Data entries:
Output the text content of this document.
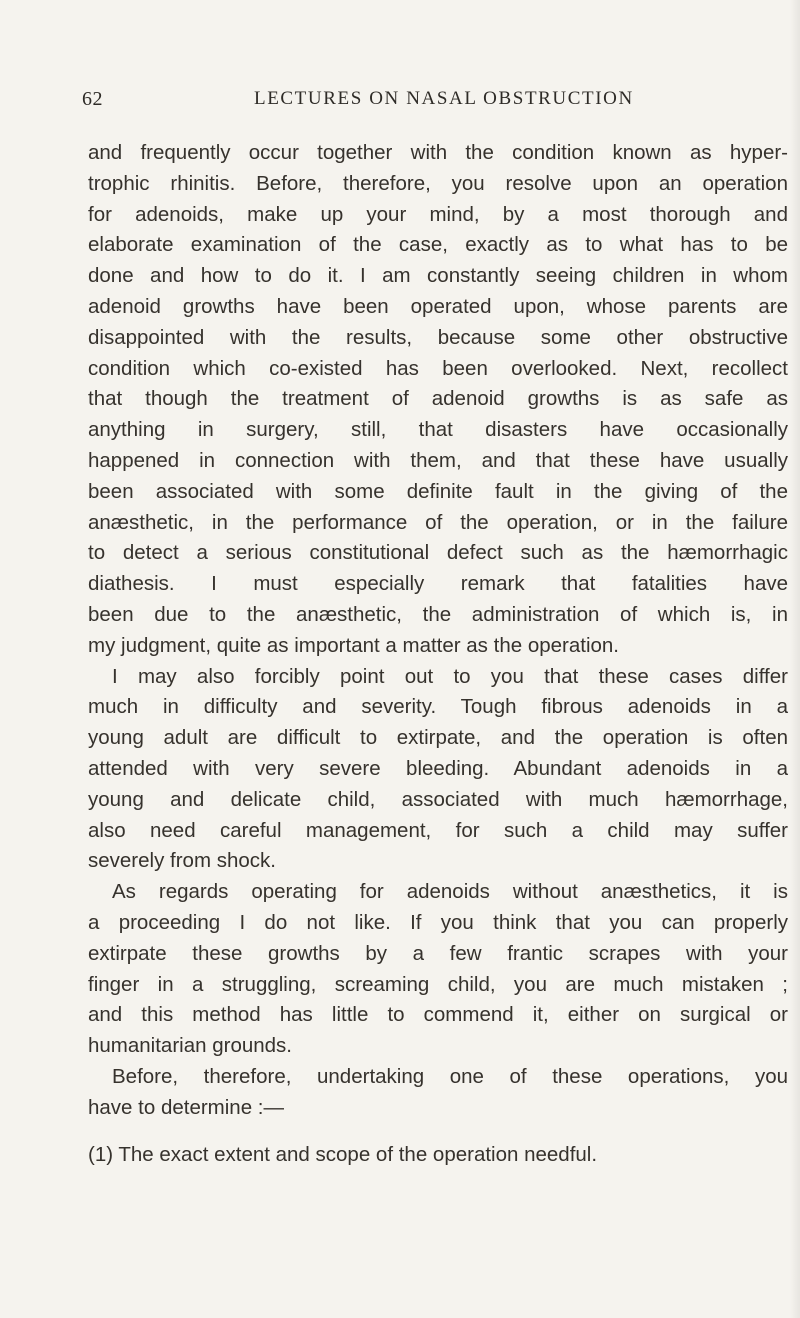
62	LECTURES ON NASAL OBSTRUCTION
and frequently occur together with the condition known as hyper-
trophic rhinitis. Before, therefore, you resolve upon an operation
for adenoids, make up your mind, by a most thorough and
elaborate examination of the case, exactly as to what has to be
done and how to do it. I am constantly seeing children in whom
adenoid growths have been operated upon, whose parents are
disappointed with the results, because some other obstructive
condition which co-existed has been overlooked. Next, recollect
that though the treatment of adenoid growths is as safe as
anything in surgery, still, that disasters have occasionally
happened in connection with them, and that these have usually
been associated with some definite fault in the giving of the
anæsthetic, in the performance of the operation, or in the failure
to detect a serious constitutional defect such as the hæmorrhagic
diathesis. I must especially remark that fatalities have
been due to the anæsthetic, the administration of which is, in
my judgment, quite as important a matter as the operation.
I may also forcibly point out to you that these cases differ
much in difficulty and severity. Tough fibrous adenoids in a
young adult are difficult to extirpate, and the operation is often
attended with very severe bleeding. Abundant adenoids in a
young and delicate child, associated with much hæmorrhage,
also need careful management, for such a child may suffer
severely from shock.
As regards operating for adenoids without anæsthetics, it is
a proceeding I do not like. If you think that you can properly
extirpate these growths by a few frantic scrapes with your
finger in a struggling, screaming child, you are much mistaken ;
and this method has little to commend it, either on surgical or
humanitarian grounds.
Before, therefore, undertaking one of these operations, you
have to determine :—
(1) The exact extent and scope of the operation needful.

What this task involves: Read the data above and pull out each line that holds the string "much".

Answer to the exercise:
much in difficulty and severity. Tough fibrous adenoids in a
young and delicate child, associated with much hæmorrhage,
finger in a struggling, screaming child, you are much mistaken ;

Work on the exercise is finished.